Stated exercise: Print the records below exactly as they appear.

--- BEGIN ---

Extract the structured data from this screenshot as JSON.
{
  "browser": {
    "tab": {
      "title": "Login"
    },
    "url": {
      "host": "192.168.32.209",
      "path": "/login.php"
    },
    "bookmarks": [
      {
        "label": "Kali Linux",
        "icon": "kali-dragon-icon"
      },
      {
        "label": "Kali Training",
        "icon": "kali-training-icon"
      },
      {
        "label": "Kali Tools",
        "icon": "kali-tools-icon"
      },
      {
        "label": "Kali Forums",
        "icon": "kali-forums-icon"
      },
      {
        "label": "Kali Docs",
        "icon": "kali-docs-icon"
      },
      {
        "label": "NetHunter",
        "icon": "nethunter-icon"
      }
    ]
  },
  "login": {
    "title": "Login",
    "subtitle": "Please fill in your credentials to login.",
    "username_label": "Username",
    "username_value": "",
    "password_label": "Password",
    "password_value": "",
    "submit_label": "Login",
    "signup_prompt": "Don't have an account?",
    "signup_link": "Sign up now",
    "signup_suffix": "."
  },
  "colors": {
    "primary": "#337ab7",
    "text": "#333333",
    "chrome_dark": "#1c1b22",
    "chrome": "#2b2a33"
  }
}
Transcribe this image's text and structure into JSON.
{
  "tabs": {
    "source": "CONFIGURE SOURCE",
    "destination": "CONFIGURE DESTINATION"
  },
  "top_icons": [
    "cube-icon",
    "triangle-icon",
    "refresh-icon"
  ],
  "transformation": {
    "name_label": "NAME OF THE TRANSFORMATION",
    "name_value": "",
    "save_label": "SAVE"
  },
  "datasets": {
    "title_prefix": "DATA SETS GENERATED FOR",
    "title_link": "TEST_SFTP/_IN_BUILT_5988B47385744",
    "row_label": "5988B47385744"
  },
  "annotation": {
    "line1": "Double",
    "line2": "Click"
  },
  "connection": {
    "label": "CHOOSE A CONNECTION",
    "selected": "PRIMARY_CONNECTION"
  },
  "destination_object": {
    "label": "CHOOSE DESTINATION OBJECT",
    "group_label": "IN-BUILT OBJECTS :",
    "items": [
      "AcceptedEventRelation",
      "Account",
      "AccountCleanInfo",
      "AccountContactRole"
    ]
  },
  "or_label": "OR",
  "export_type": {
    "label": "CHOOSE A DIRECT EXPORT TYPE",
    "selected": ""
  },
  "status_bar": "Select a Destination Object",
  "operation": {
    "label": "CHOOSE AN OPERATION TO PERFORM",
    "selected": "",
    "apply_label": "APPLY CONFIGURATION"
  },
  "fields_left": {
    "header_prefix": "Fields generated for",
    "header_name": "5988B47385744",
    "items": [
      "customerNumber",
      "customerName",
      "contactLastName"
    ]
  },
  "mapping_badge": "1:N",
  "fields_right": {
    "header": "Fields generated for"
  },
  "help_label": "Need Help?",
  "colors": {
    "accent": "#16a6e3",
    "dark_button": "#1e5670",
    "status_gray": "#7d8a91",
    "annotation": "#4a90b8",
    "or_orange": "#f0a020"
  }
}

--- END ---

Answer to the task:
Extract the structured data from this screenshot as JSON.
{
  "browser": {
    "tab": {
      "title": "Login"
    },
    "url": {
      "host": "192.168.32.209",
      "path": "/login.php"
    },
    "bookmarks": [
      {
        "label": "Kali Linux",
        "icon": "kali-dragon-icon"
      },
      {
        "label": "Kali Training",
        "icon": "kali-training-icon"
      },
      {
        "label": "Kali Tools",
        "icon": "kali-tools-icon"
      },
      {
        "label": "Kali Forums",
        "icon": "kali-forums-icon"
      },
      {
        "label": "Kali Docs",
        "icon": "kali-docs-icon"
      },
      {
        "label": "NetHunter",
        "icon": "nethunter-icon"
      }
    ]
  },
  "login": {
    "title": "Login",
    "subtitle": "Please fill in your credentials to login.",
    "username_label": "Username",
    "username_value": "",
    "password_label": "Password",
    "password_value": "",
    "submit_label": "Login",
    "signup_prompt": "Don't have an account?",
    "signup_link": "Sign up now",
    "signup_suffix": "."
  },
  "colors": {
    "primary": "#337ab7",
    "text": "#333333",
    "chrome_dark": "#1c1b22",
    "chrome": "#2b2a33"
  }
}
Transcribe this image's text and structure into JSON.
{
  "tabs": {
    "source": "CONFIGURE SOURCE",
    "destination": "CONFIGURE DESTINATION"
  },
  "top_icons": [
    "cube-icon",
    "triangle-icon",
    "refresh-icon"
  ],
  "transformation": {
    "name_label": "NAME OF THE TRANSFORMATION",
    "name_value": "",
    "save_label": "SAVE"
  },
  "datasets": {
    "title_prefix": "DATA SETS GENERATED FOR",
    "title_link": "TEST_SFTP/_IN_BUILT_5988B47385744",
    "row_label": "5988B47385744"
  },
  "annotation": {
    "line1": "Double",
    "line2": "Click"
  },
  "connection": {
    "label": "CHOOSE A CONNECTION",
    "selected": "PRIMARY_CONNECTION"
  },
  "destination_object": {
    "label": "CHOOSE DESTINATION OBJECT",
    "group_label": "IN-BUILT OBJECTS :",
    "items": [
      "AcceptedEventRelation",
      "Account",
      "AccountCleanInfo",
      "AccountContactRole"
    ]
  },
  "or_label": "OR",
  "export_type": {
    "label": "CHOOSE A DIRECT EXPORT TYPE",
    "selected": ""
  },
  "status_bar": "Select a Destination Object",
  "operation": {
    "label": "CHOOSE AN OPERATION TO PERFORM",
    "selected": "",
    "apply_label": "APPLY CONFIGURATION"
  },
  "fields_left": {
    "header_prefix": "Fields generated for",
    "header_name": "5988B47385744",
    "items": [
      "customerNumber",
      "customerName",
      "contactLastName"
    ]
  },
  "mapping_badge": "1:N",
  "fields_right": {
    "header": "Fields generated for"
  },
  "help_label": "Need Help?",
  "colors": {
    "accent": "#16a6e3",
    "dark_button": "#1e5670",
    "status_gray": "#7d8a91",
    "annotation": "#4a90b8",
    "or_orange": "#f0a020"
  }
}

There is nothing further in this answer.